Milvus
Zilliz
Home
  • User Guide
  • Home
  • Docs
  • User Guide

  • Schema & Data Fields

  • JSON Field

  • JSON Indexing

JSON Indexing

JSON fields provide a flexible way to store structured metadata in Milvus. Without indexing, queries on JSON fields require full collection scans, which become slow as your dataset grows. JSON indexing enables fast lookups by creating indexes on within your JSON data.

JSON indexing is ideal for:

  • Structured schemas with consistent, known keys

  • Equality and range queries on specific JSON paths

  • Scenarios where you need precise control over which keys are indexed

  • Storage-efficient acceleration of targeted queries

For complex JSON documents with diverse query patterns, consider JSON Shredding as an alternative.

JSON indexing syntax

When you create a JSON index, you specify:

  • JSON path: The exact location of the data you want to index

  • Data cast type: How to interpret and store the indexed values

  • Optional type conversion: Transform data during indexing if needed

Here’s the syntax to index a JSON field:

# Prepare index params
index_params = MilvusClient.prepare_index_params()

index_params.add_index(
    field_name="<json_field_name>",  # Name of the JSON field
    index_type="AUTOINDEX",  # Must be AUTOINDEX or INVERTED
    index_name="<unique_index_name>",  # Index name
    params={
        "json_path": "<path_to_json_key>",  # Specific key to be indexed within JSON data
        "json_cast_type": "<data_type>",  # Data type to use when interpreting and indexing the value
        # "json_cast_function": "<cast_function>"  # Optional: convert key values into a target type at index time
    }
)

Parameter

Description

Value / Example

field_name

The name of your JSON field in the collection schema.

"metadata"

index_type

Must be "AUTOINDEX" or "INVERTED" for JSON indexing.

"AUTOINDEX"

index_name

Unique identifier for this index.

"category_index"

json_path

The path to the key you want to index within your JSON object.

  • Top-level key: 'metadata["category"]'

  • Nested key: 'metadata["supplier"]["contact"]["email"]'

  • Entire JSON object: "metadata"

  • Sub-object: 'metadata["supplier"]'

json_cast_type

The data type to use when interpreting and indexing the value. Must match the actual data type of the key.

For a list of available cast types, see Supported cast types below.

"VARCHAR"

json_cast_function

(Optional) Converts original key values to a target type at index time. This config is required only when key values are stored in a wrong format and you want to convert the data type during indexing.

For a list of available cast functions, see Supported cast functions below.

"STRING_TO_DOUBLE"

Supported cast types

Milvus supports the following data types for casting at index time. These types ensure that your data is interpreted correctly for efficient filtering.

Cast Type

Description

Example JSON Value

BOOL / bool

Used to index boolean values, enabling queries that filter on true/false conditions.

true, false

DOUBLE / double

Used for numeric values, including both integers and floating-point numbers. It enables filtering based on ranges or equality (e.g., >, <, ==).

42, 99.99

VARCHAR / varchar

Used to index string values, which is common for text-based data like names, categories, or IDs.

"electronics", "BrandA"

ARRAY_BOOL / array_bool

Used to index an array of boolean values.

> [SET EXERCISE A] Could you copy the records line for line, from their first line through the line containing "colorbar-tick-label: 13.0 [1052, 248, 1090, 269]", with both ends included?

> [MATERIAL FOR THE TASK]

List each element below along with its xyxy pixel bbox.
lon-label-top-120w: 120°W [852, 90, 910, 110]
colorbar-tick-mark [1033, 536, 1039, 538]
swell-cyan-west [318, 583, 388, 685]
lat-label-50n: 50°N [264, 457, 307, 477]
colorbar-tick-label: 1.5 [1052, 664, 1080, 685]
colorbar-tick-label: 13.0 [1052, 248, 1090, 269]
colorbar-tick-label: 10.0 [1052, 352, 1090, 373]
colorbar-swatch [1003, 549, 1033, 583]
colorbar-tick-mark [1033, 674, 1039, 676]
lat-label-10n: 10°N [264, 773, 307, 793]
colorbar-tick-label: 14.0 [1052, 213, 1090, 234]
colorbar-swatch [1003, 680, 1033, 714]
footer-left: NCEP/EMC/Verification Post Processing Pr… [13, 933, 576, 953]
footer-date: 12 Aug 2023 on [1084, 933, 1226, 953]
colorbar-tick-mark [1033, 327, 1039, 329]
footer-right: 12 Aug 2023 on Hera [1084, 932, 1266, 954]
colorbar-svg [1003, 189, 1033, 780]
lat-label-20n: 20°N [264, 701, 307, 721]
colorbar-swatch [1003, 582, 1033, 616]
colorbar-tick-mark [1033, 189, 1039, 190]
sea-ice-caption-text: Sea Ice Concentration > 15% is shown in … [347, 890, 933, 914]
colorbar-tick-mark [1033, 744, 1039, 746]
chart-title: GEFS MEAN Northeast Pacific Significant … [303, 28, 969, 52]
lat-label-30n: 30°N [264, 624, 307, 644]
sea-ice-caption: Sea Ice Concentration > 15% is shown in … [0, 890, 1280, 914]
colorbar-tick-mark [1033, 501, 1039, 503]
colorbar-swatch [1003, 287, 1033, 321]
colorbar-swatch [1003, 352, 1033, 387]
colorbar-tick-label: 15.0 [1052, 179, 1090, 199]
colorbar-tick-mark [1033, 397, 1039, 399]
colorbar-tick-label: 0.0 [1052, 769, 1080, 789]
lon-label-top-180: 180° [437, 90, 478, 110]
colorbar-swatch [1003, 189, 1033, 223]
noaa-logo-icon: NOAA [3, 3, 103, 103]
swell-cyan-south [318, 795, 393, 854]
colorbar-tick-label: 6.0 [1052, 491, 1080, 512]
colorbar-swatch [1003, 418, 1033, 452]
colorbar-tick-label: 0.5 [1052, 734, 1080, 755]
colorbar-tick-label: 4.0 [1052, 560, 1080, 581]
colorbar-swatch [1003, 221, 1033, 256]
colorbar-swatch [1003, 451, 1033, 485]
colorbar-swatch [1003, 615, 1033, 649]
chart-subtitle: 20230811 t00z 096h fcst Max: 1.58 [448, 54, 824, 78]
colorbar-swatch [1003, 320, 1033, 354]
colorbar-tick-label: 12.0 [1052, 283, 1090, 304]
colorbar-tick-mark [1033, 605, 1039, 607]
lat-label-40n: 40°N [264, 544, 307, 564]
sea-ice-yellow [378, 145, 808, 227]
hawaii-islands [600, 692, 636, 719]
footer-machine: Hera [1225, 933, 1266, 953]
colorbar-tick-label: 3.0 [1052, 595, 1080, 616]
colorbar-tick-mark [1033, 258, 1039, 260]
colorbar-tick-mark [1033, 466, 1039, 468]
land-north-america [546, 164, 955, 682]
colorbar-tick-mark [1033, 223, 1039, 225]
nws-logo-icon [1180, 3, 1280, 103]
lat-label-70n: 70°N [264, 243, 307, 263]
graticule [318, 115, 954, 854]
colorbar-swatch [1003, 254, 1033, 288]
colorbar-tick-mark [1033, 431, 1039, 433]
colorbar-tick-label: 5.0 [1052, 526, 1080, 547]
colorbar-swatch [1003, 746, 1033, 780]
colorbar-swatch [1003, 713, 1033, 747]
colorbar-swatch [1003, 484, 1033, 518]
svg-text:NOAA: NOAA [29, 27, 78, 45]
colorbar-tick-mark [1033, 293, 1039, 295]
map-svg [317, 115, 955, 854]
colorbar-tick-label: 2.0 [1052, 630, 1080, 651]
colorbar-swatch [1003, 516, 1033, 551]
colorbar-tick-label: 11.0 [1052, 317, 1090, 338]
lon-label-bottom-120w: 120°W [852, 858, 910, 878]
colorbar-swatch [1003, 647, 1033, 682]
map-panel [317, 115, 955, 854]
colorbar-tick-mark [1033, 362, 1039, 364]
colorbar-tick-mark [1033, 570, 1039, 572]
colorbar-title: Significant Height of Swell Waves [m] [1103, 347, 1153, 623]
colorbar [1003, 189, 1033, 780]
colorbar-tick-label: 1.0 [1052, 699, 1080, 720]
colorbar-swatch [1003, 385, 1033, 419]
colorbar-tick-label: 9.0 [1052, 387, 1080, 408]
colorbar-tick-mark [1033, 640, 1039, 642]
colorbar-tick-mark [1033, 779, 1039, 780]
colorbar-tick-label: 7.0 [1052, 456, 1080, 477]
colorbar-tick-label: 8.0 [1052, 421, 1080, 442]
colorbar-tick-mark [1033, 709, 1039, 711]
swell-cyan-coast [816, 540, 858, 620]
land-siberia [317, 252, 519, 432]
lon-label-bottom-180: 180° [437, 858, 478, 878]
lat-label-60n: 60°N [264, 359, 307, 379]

> [SET EXERCISE B] Which index types does the JSON indexing page allow for indexing a JSON field?

> [FULL OUTPUT A]
List each element below along with its xyxy pixel bbox.
lon-label-top-120w: 120°W [852, 90, 910, 110]
colorbar-tick-mark [1033, 536, 1039, 538]
swell-cyan-west [318, 583, 388, 685]
lat-label-50n: 50°N [264, 457, 307, 477]
colorbar-tick-label: 1.5 [1052, 664, 1080, 685]
colorbar-tick-label: 13.0 [1052, 248, 1090, 269]

> [FULL OUTPUT B] AUTOINDEX or INVERTED.